━━━ Record set ━━━

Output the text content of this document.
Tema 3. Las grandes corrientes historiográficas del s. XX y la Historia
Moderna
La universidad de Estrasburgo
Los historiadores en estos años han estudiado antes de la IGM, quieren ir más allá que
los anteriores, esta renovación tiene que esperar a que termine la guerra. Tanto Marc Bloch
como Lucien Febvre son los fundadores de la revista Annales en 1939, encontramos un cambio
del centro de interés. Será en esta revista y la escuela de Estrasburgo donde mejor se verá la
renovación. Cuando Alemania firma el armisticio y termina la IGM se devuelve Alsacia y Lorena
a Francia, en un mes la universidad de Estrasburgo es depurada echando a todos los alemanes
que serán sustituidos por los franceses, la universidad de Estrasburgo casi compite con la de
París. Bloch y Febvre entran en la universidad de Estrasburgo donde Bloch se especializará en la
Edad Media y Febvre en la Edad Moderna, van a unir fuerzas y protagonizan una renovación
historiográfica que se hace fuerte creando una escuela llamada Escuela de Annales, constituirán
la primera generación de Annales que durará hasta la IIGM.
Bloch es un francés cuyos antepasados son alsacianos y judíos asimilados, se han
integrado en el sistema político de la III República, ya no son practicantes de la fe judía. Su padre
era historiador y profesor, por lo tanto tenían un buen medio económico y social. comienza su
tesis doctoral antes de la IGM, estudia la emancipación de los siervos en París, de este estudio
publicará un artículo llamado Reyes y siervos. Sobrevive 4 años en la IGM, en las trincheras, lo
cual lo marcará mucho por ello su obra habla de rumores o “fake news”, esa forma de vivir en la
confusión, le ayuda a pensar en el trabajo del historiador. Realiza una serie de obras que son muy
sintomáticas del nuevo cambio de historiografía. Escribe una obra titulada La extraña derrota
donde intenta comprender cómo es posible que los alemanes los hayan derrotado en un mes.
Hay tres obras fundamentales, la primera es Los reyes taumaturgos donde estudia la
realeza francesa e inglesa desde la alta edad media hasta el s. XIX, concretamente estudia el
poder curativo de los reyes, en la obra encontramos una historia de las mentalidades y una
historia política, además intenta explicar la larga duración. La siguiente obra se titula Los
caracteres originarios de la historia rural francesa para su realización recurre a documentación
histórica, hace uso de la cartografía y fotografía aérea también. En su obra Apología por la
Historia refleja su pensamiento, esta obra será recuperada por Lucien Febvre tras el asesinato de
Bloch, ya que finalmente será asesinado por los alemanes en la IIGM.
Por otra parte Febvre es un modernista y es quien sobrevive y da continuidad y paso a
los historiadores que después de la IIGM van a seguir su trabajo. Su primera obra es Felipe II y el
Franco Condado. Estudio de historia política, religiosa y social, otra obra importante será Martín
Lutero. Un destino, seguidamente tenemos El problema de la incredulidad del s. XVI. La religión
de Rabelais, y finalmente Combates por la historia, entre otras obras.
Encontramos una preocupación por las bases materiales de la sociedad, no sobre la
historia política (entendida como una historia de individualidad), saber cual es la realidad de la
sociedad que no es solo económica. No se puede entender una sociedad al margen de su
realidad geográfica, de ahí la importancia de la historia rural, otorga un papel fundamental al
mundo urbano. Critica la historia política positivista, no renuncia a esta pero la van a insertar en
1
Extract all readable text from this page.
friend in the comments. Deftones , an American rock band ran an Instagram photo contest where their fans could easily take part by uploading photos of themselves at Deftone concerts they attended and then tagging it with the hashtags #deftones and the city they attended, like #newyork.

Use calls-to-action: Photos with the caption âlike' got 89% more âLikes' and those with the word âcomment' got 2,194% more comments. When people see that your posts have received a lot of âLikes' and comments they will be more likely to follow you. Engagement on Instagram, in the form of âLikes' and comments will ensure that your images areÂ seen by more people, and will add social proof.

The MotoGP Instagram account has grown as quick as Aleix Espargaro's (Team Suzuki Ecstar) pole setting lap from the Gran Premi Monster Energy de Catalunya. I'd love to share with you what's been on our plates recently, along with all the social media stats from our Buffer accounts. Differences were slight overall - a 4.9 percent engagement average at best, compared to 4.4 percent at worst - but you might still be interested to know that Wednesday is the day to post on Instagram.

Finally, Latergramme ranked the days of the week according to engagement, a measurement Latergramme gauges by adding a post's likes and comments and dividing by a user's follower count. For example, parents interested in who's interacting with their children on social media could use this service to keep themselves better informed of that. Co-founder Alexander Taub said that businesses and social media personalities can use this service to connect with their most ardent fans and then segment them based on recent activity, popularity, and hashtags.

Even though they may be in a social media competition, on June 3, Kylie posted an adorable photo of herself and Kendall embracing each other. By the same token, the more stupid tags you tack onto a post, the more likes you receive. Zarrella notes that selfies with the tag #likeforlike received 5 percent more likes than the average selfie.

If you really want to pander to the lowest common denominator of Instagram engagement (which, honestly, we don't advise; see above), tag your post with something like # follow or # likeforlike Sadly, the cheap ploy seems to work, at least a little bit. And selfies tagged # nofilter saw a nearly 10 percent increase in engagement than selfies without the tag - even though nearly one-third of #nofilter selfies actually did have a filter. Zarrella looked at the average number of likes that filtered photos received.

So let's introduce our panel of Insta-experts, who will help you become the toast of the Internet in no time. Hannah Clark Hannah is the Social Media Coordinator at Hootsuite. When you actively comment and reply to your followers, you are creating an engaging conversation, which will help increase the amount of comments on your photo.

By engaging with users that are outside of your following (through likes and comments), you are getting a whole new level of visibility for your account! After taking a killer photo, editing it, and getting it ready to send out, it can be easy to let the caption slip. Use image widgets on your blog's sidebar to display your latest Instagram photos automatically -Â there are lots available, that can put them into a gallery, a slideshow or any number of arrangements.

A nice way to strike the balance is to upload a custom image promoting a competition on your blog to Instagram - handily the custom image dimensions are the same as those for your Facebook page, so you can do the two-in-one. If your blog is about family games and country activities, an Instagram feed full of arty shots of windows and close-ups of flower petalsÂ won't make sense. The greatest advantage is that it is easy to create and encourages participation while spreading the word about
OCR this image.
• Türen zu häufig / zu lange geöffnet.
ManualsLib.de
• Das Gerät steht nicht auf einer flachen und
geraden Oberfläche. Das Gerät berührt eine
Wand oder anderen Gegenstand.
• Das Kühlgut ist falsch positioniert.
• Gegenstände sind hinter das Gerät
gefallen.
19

━━━

What you will do:
Collect, from the material above, every line containing the word "París".

Written answer:
París. Bloch y Febvre entran en la universidad de Estrasburgo donde Bloch se especializará en la
tesis doctoral antes de la IGM, estudia la emancipación de los siervos en París, de este estudio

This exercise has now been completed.